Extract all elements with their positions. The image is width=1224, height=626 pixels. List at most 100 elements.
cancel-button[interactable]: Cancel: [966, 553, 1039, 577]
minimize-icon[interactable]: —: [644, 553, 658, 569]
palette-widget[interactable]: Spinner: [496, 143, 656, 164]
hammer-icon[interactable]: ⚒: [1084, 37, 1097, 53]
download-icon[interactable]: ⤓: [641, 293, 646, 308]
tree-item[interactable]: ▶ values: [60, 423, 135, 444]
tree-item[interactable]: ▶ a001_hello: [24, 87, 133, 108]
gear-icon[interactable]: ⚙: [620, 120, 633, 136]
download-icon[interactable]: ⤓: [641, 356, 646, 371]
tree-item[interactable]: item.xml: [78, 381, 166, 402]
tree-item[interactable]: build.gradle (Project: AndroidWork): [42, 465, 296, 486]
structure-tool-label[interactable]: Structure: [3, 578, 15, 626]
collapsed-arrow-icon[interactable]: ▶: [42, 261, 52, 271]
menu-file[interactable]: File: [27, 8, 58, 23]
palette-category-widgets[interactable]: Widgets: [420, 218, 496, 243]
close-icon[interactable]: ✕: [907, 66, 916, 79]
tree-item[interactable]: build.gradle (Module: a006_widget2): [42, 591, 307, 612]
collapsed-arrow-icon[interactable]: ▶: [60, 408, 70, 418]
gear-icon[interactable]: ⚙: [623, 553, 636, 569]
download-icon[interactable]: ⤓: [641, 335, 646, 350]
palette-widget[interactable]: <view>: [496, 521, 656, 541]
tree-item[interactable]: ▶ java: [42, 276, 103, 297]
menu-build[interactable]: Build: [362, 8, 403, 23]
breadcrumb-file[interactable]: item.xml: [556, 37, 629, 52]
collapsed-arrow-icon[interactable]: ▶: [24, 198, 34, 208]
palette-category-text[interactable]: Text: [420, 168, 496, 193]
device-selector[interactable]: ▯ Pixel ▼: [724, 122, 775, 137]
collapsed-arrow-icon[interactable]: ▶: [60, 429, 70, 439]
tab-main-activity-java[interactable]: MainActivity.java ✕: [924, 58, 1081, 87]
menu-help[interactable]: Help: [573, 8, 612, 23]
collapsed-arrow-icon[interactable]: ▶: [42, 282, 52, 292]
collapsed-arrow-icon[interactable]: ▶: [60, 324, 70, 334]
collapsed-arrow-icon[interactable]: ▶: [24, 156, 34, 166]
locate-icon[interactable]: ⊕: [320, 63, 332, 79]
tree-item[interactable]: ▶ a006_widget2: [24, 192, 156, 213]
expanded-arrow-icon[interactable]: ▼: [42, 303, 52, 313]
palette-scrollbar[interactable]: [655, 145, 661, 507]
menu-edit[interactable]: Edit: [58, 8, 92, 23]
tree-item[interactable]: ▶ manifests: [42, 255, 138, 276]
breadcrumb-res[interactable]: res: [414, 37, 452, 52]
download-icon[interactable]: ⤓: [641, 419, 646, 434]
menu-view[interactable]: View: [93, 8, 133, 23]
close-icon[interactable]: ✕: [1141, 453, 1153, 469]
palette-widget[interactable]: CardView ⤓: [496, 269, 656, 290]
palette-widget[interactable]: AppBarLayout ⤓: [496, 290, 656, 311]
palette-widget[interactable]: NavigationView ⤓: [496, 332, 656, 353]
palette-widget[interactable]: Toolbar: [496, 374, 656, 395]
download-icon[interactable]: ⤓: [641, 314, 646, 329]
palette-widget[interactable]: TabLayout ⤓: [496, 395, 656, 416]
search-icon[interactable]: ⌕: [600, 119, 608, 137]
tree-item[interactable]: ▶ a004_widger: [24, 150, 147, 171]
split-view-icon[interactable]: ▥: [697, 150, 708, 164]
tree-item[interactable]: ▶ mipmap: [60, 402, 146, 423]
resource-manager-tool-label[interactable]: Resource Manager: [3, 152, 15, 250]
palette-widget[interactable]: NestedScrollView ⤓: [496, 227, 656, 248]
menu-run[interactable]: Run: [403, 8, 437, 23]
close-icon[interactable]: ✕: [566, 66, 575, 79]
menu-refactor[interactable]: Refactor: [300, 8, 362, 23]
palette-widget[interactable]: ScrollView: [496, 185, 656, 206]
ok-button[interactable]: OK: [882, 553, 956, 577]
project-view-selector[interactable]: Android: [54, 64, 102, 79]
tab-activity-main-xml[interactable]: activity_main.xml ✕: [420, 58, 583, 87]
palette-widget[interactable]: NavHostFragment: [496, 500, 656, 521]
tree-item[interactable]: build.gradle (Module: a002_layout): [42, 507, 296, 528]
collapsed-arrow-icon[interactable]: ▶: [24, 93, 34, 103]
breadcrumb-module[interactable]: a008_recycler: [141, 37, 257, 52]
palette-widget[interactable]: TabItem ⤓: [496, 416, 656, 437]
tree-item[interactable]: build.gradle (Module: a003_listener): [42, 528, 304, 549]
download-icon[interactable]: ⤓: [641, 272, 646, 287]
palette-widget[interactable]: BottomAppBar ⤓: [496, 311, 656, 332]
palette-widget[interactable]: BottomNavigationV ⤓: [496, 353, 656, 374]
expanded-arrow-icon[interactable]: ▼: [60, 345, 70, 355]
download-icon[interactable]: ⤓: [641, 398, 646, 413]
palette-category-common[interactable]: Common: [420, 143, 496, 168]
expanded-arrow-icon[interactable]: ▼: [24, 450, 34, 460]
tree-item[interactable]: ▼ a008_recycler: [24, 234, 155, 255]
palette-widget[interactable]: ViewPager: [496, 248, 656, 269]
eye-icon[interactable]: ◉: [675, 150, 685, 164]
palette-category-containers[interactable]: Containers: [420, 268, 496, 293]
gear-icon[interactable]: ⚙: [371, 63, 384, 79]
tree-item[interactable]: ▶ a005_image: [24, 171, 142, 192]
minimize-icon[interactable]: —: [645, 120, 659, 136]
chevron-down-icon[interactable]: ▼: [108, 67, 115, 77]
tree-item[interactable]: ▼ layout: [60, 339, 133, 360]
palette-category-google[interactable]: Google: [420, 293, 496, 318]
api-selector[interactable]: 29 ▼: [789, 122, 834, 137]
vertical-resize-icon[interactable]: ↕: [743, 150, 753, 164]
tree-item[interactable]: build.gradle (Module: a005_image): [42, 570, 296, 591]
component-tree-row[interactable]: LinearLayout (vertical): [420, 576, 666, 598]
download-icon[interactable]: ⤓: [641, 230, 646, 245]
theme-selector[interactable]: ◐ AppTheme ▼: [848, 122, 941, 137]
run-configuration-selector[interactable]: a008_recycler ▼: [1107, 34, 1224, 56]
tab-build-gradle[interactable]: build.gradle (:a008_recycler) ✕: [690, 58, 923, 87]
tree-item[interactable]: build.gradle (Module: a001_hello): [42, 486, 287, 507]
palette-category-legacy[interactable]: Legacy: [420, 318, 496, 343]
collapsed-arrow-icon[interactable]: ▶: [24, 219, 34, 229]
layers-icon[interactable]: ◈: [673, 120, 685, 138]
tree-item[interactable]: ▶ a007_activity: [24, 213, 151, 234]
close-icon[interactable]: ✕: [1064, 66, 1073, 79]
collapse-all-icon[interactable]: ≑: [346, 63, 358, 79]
· · ·
WORK INSTRUCTIONS
Repeat every line of the entries above, without changing anything.

TASK OUTPUT
Extract all elements with their positions. The image is width=1224, height=626 pixels. List at most 100 elements.
cancel-button[interactable]: Cancel: [966, 553, 1039, 577]
minimize-icon[interactable]: —: [644, 553, 658, 569]
palette-widget[interactable]: Spinner: [496, 143, 656, 164]
hammer-icon[interactable]: ⚒: [1084, 37, 1097, 53]
download-icon[interactable]: ⤓: [641, 293, 646, 308]
tree-item[interactable]: ▶ values: [60, 423, 135, 444]
tree-item[interactable]: ▶ a001_hello: [24, 87, 133, 108]
gear-icon[interactable]: ⚙: [620, 120, 633, 136]
download-icon[interactable]: ⤓: [641, 356, 646, 371]
tree-item[interactable]: item.xml: [78, 381, 166, 402]
tree-item[interactable]: build.gradle (Project: AndroidWork): [42, 465, 296, 486]
structure-tool-label[interactable]: Structure: [3, 578, 15, 626]
collapsed-arrow-icon[interactable]: ▶: [42, 261, 52, 271]
menu-file[interactable]: File: [27, 8, 58, 23]
palette-category-widgets[interactable]: Widgets: [420, 218, 496, 243]
close-icon[interactable]: ✕: [907, 66, 916, 79]
tree-item[interactable]: build.gradle (Module: a006_widget2): [42, 591, 307, 612]
collapsed-arrow-icon[interactable]: ▶: [60, 408, 70, 418]
gear-icon[interactable]: ⚙: [623, 553, 636, 569]
download-icon[interactable]: ⤓: [641, 335, 646, 350]
palette-widget[interactable]: <view>: [496, 521, 656, 541]
tree-item[interactable]: ▶ java: [42, 276, 103, 297]
menu-build[interactable]: Build: [362, 8, 403, 23]
breadcrumb-file[interactable]: item.xml: [556, 37, 629, 52]
collapsed-arrow-icon[interactable]: ▶: [24, 198, 34, 208]
palette-category-text[interactable]: Text: [420, 168, 496, 193]
device-selector[interactable]: ▯ Pixel ▼: [724, 122, 775, 137]
collapsed-arrow-icon[interactable]: ▶: [60, 429, 70, 439]
tab-main-activity-java[interactable]: MainActivity.java ✕: [924, 58, 1081, 87]
menu-help[interactable]: Help: [573, 8, 612, 23]
collapsed-arrow-icon[interactable]: ▶: [42, 282, 52, 292]
collapsed-arrow-icon[interactable]: ▶: [60, 324, 70, 334]
collapsed-arrow-icon[interactable]: ▶: [24, 156, 34, 166]
locate-icon[interactable]: ⊕: [320, 63, 332, 79]
tree-item[interactable]: ▶ a006_widget2: [24, 192, 156, 213]
expanded-arrow-icon[interactable]: ▼: [42, 303, 52, 313]
palette-scrollbar[interactable]: [655, 145, 661, 507]
menu-edit[interactable]: Edit: [58, 8, 92, 23]
tree-item[interactable]: ▶ manifests: [42, 255, 138, 276]
breadcrumb-res[interactable]: res: [414, 37, 452, 52]
download-icon[interactable]: ⤓: [641, 419, 646, 434]
menu-view[interactable]: View: [93, 8, 133, 23]
close-icon[interactable]: ✕: [1141, 453, 1153, 469]
palette-widget[interactable]: CardView ⤓: [496, 269, 656, 290]
palette-widget[interactable]: AppBarLayout ⤓: [496, 290, 656, 311]
palette-widget[interactable]: NavigationView ⤓: [496, 332, 656, 353]
palette-widget[interactable]: Toolbar: [496, 374, 656, 395]
download-icon[interactable]: ⤓: [641, 314, 646, 329]
palette-widget[interactable]: TabLayout ⤓: [496, 395, 656, 416]
search-icon[interactable]: ⌕: [600, 119, 608, 137]
tree-item[interactable]: ▶ a004_widger: [24, 150, 147, 171]
split-view-icon[interactable]: ▥: [697, 150, 708, 164]
tree-item[interactable]: ▶ mipmap: [60, 402, 146, 423]
resource-manager-tool-label[interactable]: Resource Manager: [3, 152, 15, 250]
palette-widget[interactable]: NestedScrollView ⤓: [496, 227, 656, 248]
menu-run[interactable]: Run: [403, 8, 437, 23]
close-icon[interactable]: ✕: [566, 66, 575, 79]
menu-refactor[interactable]: Refactor: [300, 8, 362, 23]
palette-widget[interactable]: ScrollView: [496, 185, 656, 206]
ok-button[interactable]: OK: [882, 553, 956, 577]
project-view-selector[interactable]: Android: [54, 64, 102, 79]
tab-activity-main-xml[interactable]: activity_main.xml ✕: [420, 58, 583, 87]
palette-widget[interactable]: NavHostFragment: [496, 500, 656, 521]
tree-item[interactable]: build.gradle (Module: a002_layout): [42, 507, 296, 528]
collapsed-arrow-icon[interactable]: ▶: [24, 93, 34, 103]
breadcrumb-module[interactable]: a008_recycler: [141, 37, 257, 52]
palette-widget[interactable]: TabItem ⤓: [496, 416, 656, 437]
tree-item[interactable]: build.gradle (Module: a003_listener): [42, 528, 304, 549]
download-icon[interactable]: ⤓: [641, 272, 646, 287]
palette-widget[interactable]: BottomAppBar ⤓: [496, 311, 656, 332]
palette-widget[interactable]: BottomNavigationV ⤓: [496, 353, 656, 374]
expanded-arrow-icon[interactable]: ▼: [60, 345, 70, 355]
download-icon[interactable]: ⤓: [641, 398, 646, 413]
palette-category-common[interactable]: Common: [420, 143, 496, 168]
expanded-arrow-icon[interactable]: ▼: [24, 450, 34, 460]
tree-item[interactable]: ▼ a008_recycler: [24, 234, 155, 255]
palette-widget[interactable]: ViewPager: [496, 248, 656, 269]
eye-icon[interactable]: ◉: [675, 150, 685, 164]
palette-category-containers[interactable]: Containers: [420, 268, 496, 293]
gear-icon[interactable]: ⚙: [371, 63, 384, 79]
tree-item[interactable]: ▶ a005_image: [24, 171, 142, 192]
minimize-icon[interactable]: —: [645, 120, 659, 136]
chevron-down-icon[interactable]: ▼: [108, 67, 115, 77]
tree-item[interactable]: ▼ layout: [60, 339, 133, 360]
palette-category-google[interactable]: Google: [420, 293, 496, 318]
api-selector[interactable]: 29 ▼: [789, 122, 834, 137]
vertical-resize-icon[interactable]: ↕: [743, 150, 753, 164]
tree-item[interactable]: build.gradle (Module: a005_image): [42, 570, 296, 591]
component-tree-row[interactable]: LinearLayout (vertical): [420, 576, 666, 598]
download-icon[interactable]: ⤓: [641, 230, 646, 245]
theme-selector[interactable]: ◐ AppTheme ▼: [848, 122, 941, 137]
run-configuration-selector[interactable]: a008_recycler ▼: [1107, 34, 1224, 56]
tab-build-gradle[interactable]: build.gradle (:a008_recycler) ✕: [690, 58, 923, 87]
tree-item[interactable]: build.gradle (Module: a001_hello): [42, 486, 287, 507]
palette-category-legacy[interactable]: Legacy: [420, 318, 496, 343]
collapsed-arrow-icon[interactable]: ▶: [24, 219, 34, 229]
layers-icon[interactable]: ◈: [673, 120, 685, 138]
tree-item[interactable]: ▶ a007_activity: [24, 213, 151, 234]
close-icon[interactable]: ✕: [1064, 66, 1073, 79]
collapse-all-icon[interactable]: ≑: [346, 63, 358, 79]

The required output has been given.